## RECORDS PROVIDED
____
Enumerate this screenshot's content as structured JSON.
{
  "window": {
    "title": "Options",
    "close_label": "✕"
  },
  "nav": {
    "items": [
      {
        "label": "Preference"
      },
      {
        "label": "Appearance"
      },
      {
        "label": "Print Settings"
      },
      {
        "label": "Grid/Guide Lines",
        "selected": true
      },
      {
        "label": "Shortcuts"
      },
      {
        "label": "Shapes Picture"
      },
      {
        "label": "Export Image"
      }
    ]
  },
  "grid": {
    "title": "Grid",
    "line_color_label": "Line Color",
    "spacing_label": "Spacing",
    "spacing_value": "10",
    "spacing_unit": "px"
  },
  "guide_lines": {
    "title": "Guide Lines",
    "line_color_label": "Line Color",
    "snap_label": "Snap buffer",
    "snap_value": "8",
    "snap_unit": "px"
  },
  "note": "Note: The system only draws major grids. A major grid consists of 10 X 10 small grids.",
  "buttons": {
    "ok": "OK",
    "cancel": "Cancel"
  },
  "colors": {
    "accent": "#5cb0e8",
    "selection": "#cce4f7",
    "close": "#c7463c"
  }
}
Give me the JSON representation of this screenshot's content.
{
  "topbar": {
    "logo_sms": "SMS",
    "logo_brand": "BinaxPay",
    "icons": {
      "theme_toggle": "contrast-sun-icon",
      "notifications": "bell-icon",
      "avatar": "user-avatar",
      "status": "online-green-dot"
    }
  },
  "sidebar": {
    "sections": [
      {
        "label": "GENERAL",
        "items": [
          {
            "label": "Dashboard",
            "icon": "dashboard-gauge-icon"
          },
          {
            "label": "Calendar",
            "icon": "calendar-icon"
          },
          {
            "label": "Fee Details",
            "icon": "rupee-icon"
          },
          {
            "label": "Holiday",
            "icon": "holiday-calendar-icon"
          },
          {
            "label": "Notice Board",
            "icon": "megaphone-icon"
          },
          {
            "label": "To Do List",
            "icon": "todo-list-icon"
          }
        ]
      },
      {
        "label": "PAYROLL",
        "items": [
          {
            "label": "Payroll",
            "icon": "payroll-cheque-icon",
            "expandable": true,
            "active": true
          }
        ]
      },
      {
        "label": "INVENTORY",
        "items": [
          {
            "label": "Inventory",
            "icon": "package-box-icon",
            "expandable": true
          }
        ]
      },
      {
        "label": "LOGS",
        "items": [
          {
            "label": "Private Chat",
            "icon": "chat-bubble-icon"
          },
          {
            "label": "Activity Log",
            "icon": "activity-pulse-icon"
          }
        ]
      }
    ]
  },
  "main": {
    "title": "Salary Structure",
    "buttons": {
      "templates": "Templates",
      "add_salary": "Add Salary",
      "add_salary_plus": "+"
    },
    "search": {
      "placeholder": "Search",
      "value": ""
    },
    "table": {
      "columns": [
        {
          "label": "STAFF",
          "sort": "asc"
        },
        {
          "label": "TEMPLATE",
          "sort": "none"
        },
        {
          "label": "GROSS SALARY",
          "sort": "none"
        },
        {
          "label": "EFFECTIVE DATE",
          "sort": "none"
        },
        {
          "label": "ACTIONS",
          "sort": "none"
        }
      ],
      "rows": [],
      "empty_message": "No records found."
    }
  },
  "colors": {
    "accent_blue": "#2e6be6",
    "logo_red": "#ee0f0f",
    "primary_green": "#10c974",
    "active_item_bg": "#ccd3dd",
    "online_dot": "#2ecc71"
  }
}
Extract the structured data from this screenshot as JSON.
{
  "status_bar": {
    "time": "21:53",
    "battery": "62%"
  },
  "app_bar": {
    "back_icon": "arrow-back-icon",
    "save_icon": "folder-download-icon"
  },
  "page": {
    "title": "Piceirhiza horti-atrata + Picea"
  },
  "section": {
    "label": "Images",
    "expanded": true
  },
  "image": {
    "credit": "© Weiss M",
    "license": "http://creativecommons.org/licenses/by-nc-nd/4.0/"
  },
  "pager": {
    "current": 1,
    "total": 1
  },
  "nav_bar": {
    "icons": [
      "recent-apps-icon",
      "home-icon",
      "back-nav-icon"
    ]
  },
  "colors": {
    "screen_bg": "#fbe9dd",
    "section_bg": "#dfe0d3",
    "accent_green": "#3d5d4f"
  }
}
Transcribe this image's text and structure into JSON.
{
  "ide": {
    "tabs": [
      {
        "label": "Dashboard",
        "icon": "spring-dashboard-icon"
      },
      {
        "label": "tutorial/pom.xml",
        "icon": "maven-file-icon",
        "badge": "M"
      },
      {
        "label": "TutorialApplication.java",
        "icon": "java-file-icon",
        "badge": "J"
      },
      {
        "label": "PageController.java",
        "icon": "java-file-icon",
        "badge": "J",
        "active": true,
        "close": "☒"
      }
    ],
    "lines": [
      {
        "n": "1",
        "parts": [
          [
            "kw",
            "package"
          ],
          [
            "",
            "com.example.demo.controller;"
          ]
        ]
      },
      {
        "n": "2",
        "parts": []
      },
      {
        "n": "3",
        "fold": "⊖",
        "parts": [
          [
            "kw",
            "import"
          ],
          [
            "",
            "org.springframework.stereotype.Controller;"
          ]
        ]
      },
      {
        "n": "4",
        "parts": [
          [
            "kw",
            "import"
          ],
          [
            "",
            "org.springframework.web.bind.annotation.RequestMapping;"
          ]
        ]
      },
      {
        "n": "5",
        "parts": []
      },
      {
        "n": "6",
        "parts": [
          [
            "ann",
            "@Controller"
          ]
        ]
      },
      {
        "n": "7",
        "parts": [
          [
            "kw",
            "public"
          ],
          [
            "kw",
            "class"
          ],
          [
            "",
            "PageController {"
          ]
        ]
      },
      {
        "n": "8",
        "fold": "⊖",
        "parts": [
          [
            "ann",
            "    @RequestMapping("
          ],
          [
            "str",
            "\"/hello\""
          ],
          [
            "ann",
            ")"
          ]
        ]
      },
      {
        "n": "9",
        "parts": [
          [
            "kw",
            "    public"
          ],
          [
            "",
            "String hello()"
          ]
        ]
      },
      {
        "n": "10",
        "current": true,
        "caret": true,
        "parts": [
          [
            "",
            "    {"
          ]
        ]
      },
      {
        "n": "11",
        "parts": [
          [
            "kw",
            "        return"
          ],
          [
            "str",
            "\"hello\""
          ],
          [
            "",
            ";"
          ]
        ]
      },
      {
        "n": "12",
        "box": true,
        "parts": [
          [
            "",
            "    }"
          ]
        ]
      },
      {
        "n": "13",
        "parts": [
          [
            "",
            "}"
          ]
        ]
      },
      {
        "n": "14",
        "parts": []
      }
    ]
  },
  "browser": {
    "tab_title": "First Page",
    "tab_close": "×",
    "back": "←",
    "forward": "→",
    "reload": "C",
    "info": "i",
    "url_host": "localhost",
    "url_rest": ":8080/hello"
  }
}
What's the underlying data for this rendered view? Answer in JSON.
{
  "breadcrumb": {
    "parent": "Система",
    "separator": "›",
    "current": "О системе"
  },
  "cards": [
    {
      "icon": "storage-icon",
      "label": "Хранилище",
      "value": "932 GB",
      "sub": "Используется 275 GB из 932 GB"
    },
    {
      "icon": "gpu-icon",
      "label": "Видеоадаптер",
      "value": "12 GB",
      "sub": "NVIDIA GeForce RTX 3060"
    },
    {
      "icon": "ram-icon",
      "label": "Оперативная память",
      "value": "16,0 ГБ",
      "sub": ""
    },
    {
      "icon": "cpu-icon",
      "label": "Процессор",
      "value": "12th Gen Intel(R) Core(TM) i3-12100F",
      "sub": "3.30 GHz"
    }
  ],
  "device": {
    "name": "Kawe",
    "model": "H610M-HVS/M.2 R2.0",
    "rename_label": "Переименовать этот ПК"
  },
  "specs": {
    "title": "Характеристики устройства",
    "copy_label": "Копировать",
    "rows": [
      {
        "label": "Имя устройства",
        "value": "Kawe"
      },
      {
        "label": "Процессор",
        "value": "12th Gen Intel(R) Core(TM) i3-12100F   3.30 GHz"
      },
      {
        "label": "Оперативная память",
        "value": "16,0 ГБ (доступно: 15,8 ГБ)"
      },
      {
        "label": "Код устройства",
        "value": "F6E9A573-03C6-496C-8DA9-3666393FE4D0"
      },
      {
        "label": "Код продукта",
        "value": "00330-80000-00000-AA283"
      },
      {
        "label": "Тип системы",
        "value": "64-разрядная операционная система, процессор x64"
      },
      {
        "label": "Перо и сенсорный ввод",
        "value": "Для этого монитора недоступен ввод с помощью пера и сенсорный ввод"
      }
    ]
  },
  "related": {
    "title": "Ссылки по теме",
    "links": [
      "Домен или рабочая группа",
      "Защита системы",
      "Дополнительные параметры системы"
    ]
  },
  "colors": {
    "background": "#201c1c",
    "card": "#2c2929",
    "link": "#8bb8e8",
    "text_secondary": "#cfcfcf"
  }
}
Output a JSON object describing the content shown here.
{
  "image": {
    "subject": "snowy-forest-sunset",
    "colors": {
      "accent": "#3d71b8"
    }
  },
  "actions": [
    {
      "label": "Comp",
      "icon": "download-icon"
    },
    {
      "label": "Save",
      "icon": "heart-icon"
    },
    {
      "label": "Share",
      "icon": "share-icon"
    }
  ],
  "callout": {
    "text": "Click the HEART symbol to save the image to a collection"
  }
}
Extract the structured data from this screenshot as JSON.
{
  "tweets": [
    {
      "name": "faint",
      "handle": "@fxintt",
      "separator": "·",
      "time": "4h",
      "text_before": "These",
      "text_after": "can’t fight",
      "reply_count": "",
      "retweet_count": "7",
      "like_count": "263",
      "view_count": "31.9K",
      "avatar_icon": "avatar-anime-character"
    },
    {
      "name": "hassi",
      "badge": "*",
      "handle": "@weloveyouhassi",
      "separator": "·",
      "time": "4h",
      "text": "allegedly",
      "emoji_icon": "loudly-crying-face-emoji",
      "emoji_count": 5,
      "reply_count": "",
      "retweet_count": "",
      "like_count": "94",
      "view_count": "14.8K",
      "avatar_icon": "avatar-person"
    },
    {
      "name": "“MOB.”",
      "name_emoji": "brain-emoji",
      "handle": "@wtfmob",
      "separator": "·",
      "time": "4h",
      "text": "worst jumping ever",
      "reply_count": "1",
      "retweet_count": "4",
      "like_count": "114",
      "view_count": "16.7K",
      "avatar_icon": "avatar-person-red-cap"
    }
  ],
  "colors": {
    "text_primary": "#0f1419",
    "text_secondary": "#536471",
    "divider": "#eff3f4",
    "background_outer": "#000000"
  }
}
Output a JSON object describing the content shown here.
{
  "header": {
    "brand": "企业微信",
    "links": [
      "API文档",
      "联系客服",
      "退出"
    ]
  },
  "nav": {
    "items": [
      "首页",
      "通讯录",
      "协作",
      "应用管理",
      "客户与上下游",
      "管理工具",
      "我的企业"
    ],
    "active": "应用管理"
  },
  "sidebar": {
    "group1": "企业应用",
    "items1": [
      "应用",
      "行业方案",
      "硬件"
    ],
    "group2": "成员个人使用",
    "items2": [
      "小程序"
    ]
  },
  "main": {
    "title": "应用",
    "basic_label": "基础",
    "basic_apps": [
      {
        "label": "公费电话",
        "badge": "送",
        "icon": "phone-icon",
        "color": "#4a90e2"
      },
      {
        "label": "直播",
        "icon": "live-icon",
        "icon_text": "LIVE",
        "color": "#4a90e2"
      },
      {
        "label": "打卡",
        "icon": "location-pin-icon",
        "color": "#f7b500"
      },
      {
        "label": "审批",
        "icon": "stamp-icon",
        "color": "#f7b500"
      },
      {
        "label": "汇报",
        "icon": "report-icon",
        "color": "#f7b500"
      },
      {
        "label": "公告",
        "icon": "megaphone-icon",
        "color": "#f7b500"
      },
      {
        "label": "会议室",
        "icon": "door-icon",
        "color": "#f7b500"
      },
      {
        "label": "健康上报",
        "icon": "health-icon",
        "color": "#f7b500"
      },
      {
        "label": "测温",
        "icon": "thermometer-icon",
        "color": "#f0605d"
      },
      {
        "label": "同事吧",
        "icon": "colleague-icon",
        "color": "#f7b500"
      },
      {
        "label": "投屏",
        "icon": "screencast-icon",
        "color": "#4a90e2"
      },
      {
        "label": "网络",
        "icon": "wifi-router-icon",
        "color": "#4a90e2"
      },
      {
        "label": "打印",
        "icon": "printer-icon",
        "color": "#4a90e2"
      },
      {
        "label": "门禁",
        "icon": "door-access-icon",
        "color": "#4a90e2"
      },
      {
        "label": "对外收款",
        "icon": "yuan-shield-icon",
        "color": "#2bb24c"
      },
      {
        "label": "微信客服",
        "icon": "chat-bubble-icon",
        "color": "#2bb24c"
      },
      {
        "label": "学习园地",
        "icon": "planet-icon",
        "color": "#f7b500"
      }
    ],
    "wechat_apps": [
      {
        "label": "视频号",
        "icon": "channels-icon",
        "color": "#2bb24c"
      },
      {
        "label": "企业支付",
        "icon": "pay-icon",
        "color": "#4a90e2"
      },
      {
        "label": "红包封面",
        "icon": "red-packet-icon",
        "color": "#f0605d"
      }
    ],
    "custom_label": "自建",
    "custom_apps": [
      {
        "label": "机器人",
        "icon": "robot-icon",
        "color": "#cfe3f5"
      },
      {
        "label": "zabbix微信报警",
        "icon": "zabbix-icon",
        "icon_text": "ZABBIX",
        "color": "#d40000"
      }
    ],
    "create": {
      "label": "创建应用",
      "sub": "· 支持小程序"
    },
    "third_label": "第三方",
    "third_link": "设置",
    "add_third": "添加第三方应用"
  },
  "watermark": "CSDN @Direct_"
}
____
Return every line from the records above that holds the word "устройства".

## WRITTEN RESPONSE
    "title": "Характеристики устройства",
        "label": "Имя устройства",
        "label": "Код устройства",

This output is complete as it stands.